* _Source data_:

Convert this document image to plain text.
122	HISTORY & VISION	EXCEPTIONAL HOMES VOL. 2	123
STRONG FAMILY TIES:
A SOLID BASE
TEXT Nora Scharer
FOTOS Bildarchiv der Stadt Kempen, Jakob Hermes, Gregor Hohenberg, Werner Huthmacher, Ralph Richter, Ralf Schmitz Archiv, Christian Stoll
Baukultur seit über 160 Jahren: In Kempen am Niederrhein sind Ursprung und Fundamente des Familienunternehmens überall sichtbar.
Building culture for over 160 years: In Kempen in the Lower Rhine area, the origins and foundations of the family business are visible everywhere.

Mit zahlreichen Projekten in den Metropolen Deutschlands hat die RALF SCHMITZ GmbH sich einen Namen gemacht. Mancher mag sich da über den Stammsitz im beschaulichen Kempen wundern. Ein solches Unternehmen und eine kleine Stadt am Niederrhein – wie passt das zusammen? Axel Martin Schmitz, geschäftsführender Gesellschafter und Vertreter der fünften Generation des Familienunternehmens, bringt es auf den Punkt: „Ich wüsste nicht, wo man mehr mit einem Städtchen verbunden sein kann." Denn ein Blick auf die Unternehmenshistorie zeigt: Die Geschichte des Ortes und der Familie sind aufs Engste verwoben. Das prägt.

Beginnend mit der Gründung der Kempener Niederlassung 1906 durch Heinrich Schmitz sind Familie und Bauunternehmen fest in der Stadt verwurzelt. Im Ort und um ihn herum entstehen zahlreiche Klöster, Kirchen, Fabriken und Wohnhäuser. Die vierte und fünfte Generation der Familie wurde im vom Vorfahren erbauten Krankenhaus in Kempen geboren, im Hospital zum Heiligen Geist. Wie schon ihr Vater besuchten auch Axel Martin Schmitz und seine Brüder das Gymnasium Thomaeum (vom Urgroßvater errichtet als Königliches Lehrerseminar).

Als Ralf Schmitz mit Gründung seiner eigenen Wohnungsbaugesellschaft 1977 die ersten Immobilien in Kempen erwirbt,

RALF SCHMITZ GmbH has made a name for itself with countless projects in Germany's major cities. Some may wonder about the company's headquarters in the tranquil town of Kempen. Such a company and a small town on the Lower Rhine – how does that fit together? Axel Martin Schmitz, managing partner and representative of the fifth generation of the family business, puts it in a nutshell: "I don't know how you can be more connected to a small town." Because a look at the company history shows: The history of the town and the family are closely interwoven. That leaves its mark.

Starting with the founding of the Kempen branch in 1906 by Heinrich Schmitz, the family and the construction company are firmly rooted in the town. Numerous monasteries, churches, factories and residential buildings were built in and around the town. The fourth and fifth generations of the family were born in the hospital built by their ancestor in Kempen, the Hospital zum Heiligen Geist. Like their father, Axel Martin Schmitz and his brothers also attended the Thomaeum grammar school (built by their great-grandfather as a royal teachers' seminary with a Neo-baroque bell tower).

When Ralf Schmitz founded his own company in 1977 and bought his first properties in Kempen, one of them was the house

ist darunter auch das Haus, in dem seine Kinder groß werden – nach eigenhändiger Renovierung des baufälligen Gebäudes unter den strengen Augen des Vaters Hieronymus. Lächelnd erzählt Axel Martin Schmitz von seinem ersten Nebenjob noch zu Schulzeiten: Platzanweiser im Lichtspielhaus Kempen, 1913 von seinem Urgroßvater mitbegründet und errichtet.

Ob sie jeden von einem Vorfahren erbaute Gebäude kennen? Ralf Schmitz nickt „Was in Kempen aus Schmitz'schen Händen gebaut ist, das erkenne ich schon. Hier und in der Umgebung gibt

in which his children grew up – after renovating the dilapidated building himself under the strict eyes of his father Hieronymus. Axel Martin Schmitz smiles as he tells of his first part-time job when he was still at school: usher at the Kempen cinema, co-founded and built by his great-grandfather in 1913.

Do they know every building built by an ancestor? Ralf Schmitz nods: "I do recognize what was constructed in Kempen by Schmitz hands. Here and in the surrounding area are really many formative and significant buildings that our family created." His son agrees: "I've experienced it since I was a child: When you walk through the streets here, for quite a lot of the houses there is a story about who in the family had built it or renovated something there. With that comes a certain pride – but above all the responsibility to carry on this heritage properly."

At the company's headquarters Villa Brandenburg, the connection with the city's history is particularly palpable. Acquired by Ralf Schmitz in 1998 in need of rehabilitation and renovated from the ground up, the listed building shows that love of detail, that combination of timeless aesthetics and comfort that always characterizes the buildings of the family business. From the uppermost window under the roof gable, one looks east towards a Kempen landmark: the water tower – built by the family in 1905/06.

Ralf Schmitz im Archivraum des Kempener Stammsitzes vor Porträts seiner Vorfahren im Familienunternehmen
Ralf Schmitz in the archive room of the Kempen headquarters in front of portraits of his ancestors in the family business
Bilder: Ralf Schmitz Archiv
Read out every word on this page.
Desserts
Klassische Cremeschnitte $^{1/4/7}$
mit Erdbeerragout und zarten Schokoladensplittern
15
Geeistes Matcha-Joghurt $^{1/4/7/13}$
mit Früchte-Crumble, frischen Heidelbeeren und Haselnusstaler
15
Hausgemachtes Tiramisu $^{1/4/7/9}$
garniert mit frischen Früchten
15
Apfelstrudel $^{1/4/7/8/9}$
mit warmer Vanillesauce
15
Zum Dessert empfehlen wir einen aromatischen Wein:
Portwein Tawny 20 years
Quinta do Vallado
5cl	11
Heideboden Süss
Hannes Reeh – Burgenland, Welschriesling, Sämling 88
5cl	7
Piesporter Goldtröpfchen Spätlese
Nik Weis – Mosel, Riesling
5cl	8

* _Task directions_:
Copy every record above exactly as it appears.

* _Completed task_:
Convert this document image to plain text.
122	HISTORY & VISION	EXCEPTIONAL HOMES VOL. 2	123
STRONG FAMILY TIES:
A SOLID BASE
TEXT Nora Scharer
FOTOS Bildarchiv der Stadt Kempen, Jakob Hermes, Gregor Hohenberg, Werner Huthmacher, Ralph Richter, Ralf Schmitz Archiv, Christian Stoll
Baukultur seit über 160 Jahren: In Kempen am Niederrhein sind Ursprung und Fundamente des Familienunternehmens überall sichtbar.
Building culture for over 160 years: In Kempen in the Lower Rhine area, the origins and foundations of the family business are visible everywhere.

Mit zahlreichen Projekten in den Metropolen Deutschlands hat die RALF SCHMITZ GmbH sich einen Namen gemacht. Mancher mag sich da über den Stammsitz im beschaulichen Kempen wundern. Ein solches Unternehmen und eine kleine Stadt am Niederrhein – wie passt das zusammen? Axel Martin Schmitz, geschäftsführender Gesellschafter und Vertreter der fünften Generation des Familienunternehmens, bringt es auf den Punkt: „Ich wüsste nicht, wo man mehr mit einem Städtchen verbunden sein kann." Denn ein Blick auf die Unternehmenshistorie zeigt: Die Geschichte des Ortes und der Familie sind aufs Engste verwoben. Das prägt.

Beginnend mit der Gründung der Kempener Niederlassung 1906 durch Heinrich Schmitz sind Familie und Bauunternehmen fest in der Stadt verwurzelt. Im Ort und um ihn herum entstehen zahlreiche Klöster, Kirchen, Fabriken und Wohnhäuser. Die vierte und fünfte Generation der Familie wurde im vom Vorfahren erbauten Krankenhaus in Kempen geboren, im Hospital zum Heiligen Geist. Wie schon ihr Vater besuchten auch Axel Martin Schmitz und seine Brüder das Gymnasium Thomaeum (vom Urgroßvater errichtet als Königliches Lehrerseminar).

Als Ralf Schmitz mit Gründung seiner eigenen Wohnungsbaugesellschaft 1977 die ersten Immobilien in Kempen erwirbt,

RALF SCHMITZ GmbH has made a name for itself with countless projects in Germany's major cities. Some may wonder about the company's headquarters in the tranquil town of Kempen. Such a company and a small town on the Lower Rhine – how does that fit together? Axel Martin Schmitz, managing partner and representative of the fifth generation of the family business, puts it in a nutshell: "I don't know how you can be more connected to a small town." Because a look at the company history shows: The history of the town and the family are closely interwoven. That leaves its mark.

Starting with the founding of the Kempen branch in 1906 by Heinrich Schmitz, the family and the construction company are firmly rooted in the town. Numerous monasteries, churches, factories and residential buildings were built in and around the town. The fourth and fifth generations of the family were born in the hospital built by their ancestor in Kempen, the Hospital zum Heiligen Geist. Like their father, Axel Martin Schmitz and his brothers also attended the Thomaeum grammar school (built by their great-grandfather as a royal teachers' seminary with a Neo-baroque bell tower).

When Ralf Schmitz founded his own company in 1977 and bought his first properties in Kempen, one of them was the house

ist darunter auch das Haus, in dem seine Kinder groß werden – nach eigenhändiger Renovierung des baufälligen Gebäudes unter den strengen Augen des Vaters Hieronymus. Lächelnd erzählt Axel Martin Schmitz von seinem ersten Nebenjob noch zu Schulzeiten: Platzanweiser im Lichtspielhaus Kempen, 1913 von seinem Urgroßvater mitbegründet und errichtet.

Ob sie jeden von einem Vorfahren erbaute Gebäude kennen? Ralf Schmitz nickt „Was in Kempen aus Schmitz'schen Händen gebaut ist, das erkenne ich schon. Hier und in der Umgebung gibt

in which his children grew up – after renovating the dilapidated building himself under the strict eyes of his father Hieronymus. Axel Martin Schmitz smiles as he tells of his first part-time job when he was still at school: usher at the Kempen cinema, co-founded and built by his great-grandfather in 1913.

Do they know every building built by an ancestor? Ralf Schmitz nods: "I do recognize what was constructed in Kempen by Schmitz hands. Here and in the surrounding area are really many formative and significant buildings that our family created." His son agrees: "I've experienced it since I was a child: When you walk through the streets here, for quite a lot of the houses there is a story about who in the family had built it or renovated something there. With that comes a certain pride – but above all the responsibility to carry on this heritage properly."

At the company's headquarters Villa Brandenburg, the connection with the city's history is particularly palpable. Acquired by Ralf Schmitz in 1998 in need of rehabilitation and renovated from the ground up, the listed building shows that love of detail, that combination of timeless aesthetics and comfort that always characterizes the buildings of the family business. From the uppermost window under the roof gable, one looks east towards a Kempen landmark: the water tower – built by the family in 1905/06.

Ralf Schmitz im Archivraum des Kempener Stammsitzes vor Porträts seiner Vorfahren im Familienunternehmen
Ralf Schmitz in the archive room of the Kempen headquarters in front of portraits of his ancestors in the family business
Bilder: Ralf Schmitz Archiv
Read out every word on this page.
Desserts
Klassische Cremeschnitte $^{1/4/7}$
mit Erdbeerragout und zarten Schokoladensplittern
15
Geeistes Matcha-Joghurt $^{1/4/7/13}$
mit Früchte-Crumble, frischen Heidelbeeren und Haselnusstaler
15
Hausgemachtes Tiramisu $^{1/4/7/9}$
garniert mit frischen Früchten
15
Apfelstrudel $^{1/4/7/8/9}$
mit warmer Vanillesauce
15
Zum Dessert empfehlen wir einen aromatischen Wein:
Portwein Tawny 20 years
Quinta do Vallado
5cl	11
Heideboden Süss
Hannes Reeh – Burgenland, Welschriesling, Sämling 88
5cl	7
Piesporter Goldtröpfchen Spätlese
Nik Weis – Mosel, Riesling
5cl	8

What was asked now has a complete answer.